Dataset items ->

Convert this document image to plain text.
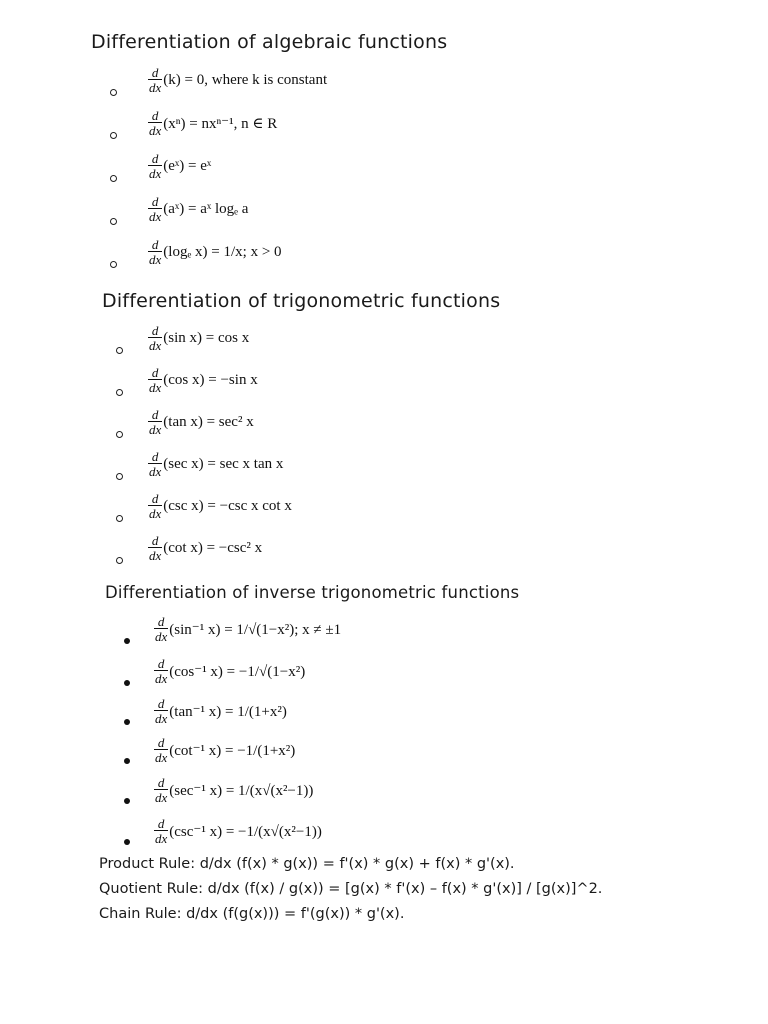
Differentiation of algebraic functions
$\frac{d}{dx} (k) = 0$, where k is constant
$\frac{d}{dx} (x^n) = nx^{n-1}$, n ∈ R
$\frac{d}{dx}$ (eˣ) = eˣ
$\frac{d}{dx}$ (aˣ) = aˣ logₑ a
$\frac{d}{dx} (\log_e$ x) = 1/x; x > 0
Differentiation of trigonometric functions
$\frac{d}{dx} (\sin$ x) = cos x
$\frac{d}{dx} (\cos$ x) = −sin x
$\frac{d}{dx} (\tan$ x) = sec² x
$\frac{d}{dx} (\sec$ x) = sec x tan x
$\frac{d}{dx} (\csc$ x) = −csc x cot x
$\frac{d}{dx} (\cot$ x) = −csc² x
Differentiation of inverse trigonometric functions
$\frac{d}{dx} (\sin^{-1}$ x) = 1/√(1−x²); x ≠ ±1
$\frac{d}{dx} (\cos^{-1}$ x) = −1/√(1−x²)
$\frac{d}{dx} (\tan^{-1}$ x) = 1/(1+x²)
$\frac{d}{dx} (\cot^{-1}$ x) = −1/(1+x²)
$\frac{d}{dx} (\sec^{-1}$ x) = 1/(x√(x²−1))
$\frac{d}{dx} (\csc^{-1}$ x) = −1/(x√(x²−1))
Product Rule: d/dx (f(x) * g(x)) = f'(x) * g(x) + f(x) * g'(x).
Quotient Rule: d/dx (f(x) / g(x)) = [g(x) * f'(x) – f(x) * g'(x)] / [g(x)]^2.
Chain Rule: d/dx (f(g(x))) = f'(g(x)) * g'(x).
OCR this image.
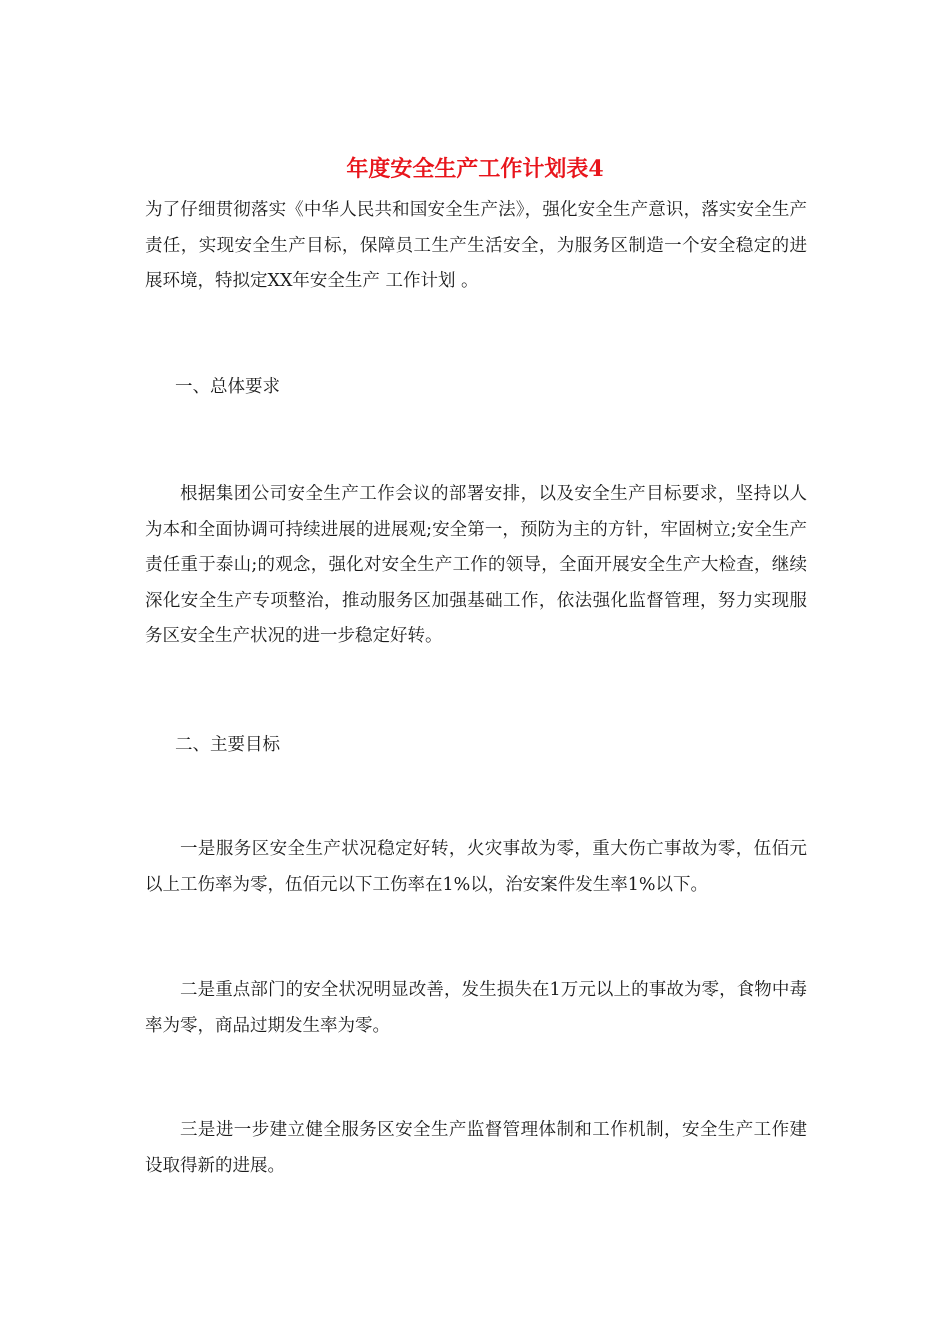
年度安全生产工作计划表4

为了仔细贯彻落实《中华人民共和国安全生产法》，强化安全生产意识，落实安全生产责任，实现安全生产目标，保障员工生产生活安全，为服务区制造一个安全稳定的进展环境，特拟定XX年安全生产 工作计划 。

一、总体要求

根据集团公司安全生产工作会议的部署安排，以及安全生产目标要求，坚持以人为本和全面协调可持续进展的进展观;安全第一，预防为主的方针，牢固树立;安全生产责任重于泰山;的观念，强化对安全生产工作的领导，全面开展安全生产大检查，继续深化安全生产专项整治，推动服务区加强基础工作，依法强化监督管理，努力实现服务区安全生产状况的进一步稳定好转。

二、主要目标

一是服务区安全生产状况稳定好转，火灾事故为零，重大伤亡事故为零，伍佰元以上工伤率为零，伍佰元以下工伤率在1%以，治安案件发生率1%以下。

二是重点部门的安全状况明显改善，发生损失在1万元以上的事故为零，食物中毒率为零，商品过期发生率为零。

三是进一步建立健全服务区安全生产监督管理体制和工作机制，安全生产工作建设取得新的进展。
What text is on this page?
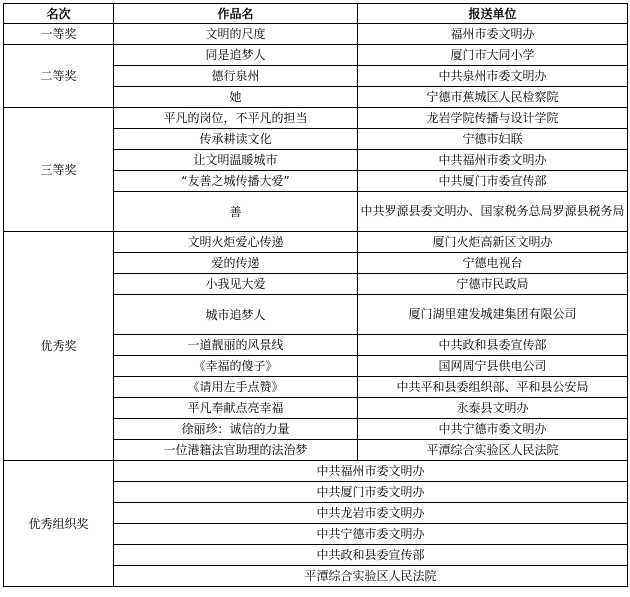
名次	作品名	报送单位
一等奖	文明的尺度	福州市委文明办
二等奖	同是追梦人	厦门市大同小学
	德行泉州	中共泉州市委文明办
	她	宁德市蕉城区人民检察院
三等奖	平凡的岗位，不平凡的担当	龙岩学院传播与设计学院
	传承耕读文化	宁德市妇联
	让文明温暖城市	中共福州市委文明办
	“友善之城传播大爱”	中共厦门市委宣传部
	善	中共罗源县委文明办、国家税务总局罗源县税务局
优秀奖	文明火炬爱心传递	厦门火炬高新区文明办
	爱的传递	宁德电视台
	小我见大爱	宁德市民政局
	城市追梦人	厦门湖里建发城建集团有限公司
	一道靓丽的风景线	中共政和县委宣传部
	《幸福的傻子》	国网周宁县供电公司
	《请用左手点赞》	中共平和县委组织部、平和县公安局
	平凡奉献点亮幸福	永泰县文明办
	徐丽珍：诚信的力量	中共宁德市委文明办
	一位港籍法官助理的法治梦	平潭综合实验区人民法院
优秀组织奖	中共福州市委文明办	
	中共厦门市委文明办	
	中共龙岩市委文明办	
	中共宁德市委文明办	
	中共政和县委宣传部	
	平潭综合实验区人民法院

Work to do ->
Pull out each line containing the word "Differentiation" and copy it.

Complete output ->
Differentiation of algebraic functions
Differentiation of trigonometric functions
Differentiation of inverse trigonometric functions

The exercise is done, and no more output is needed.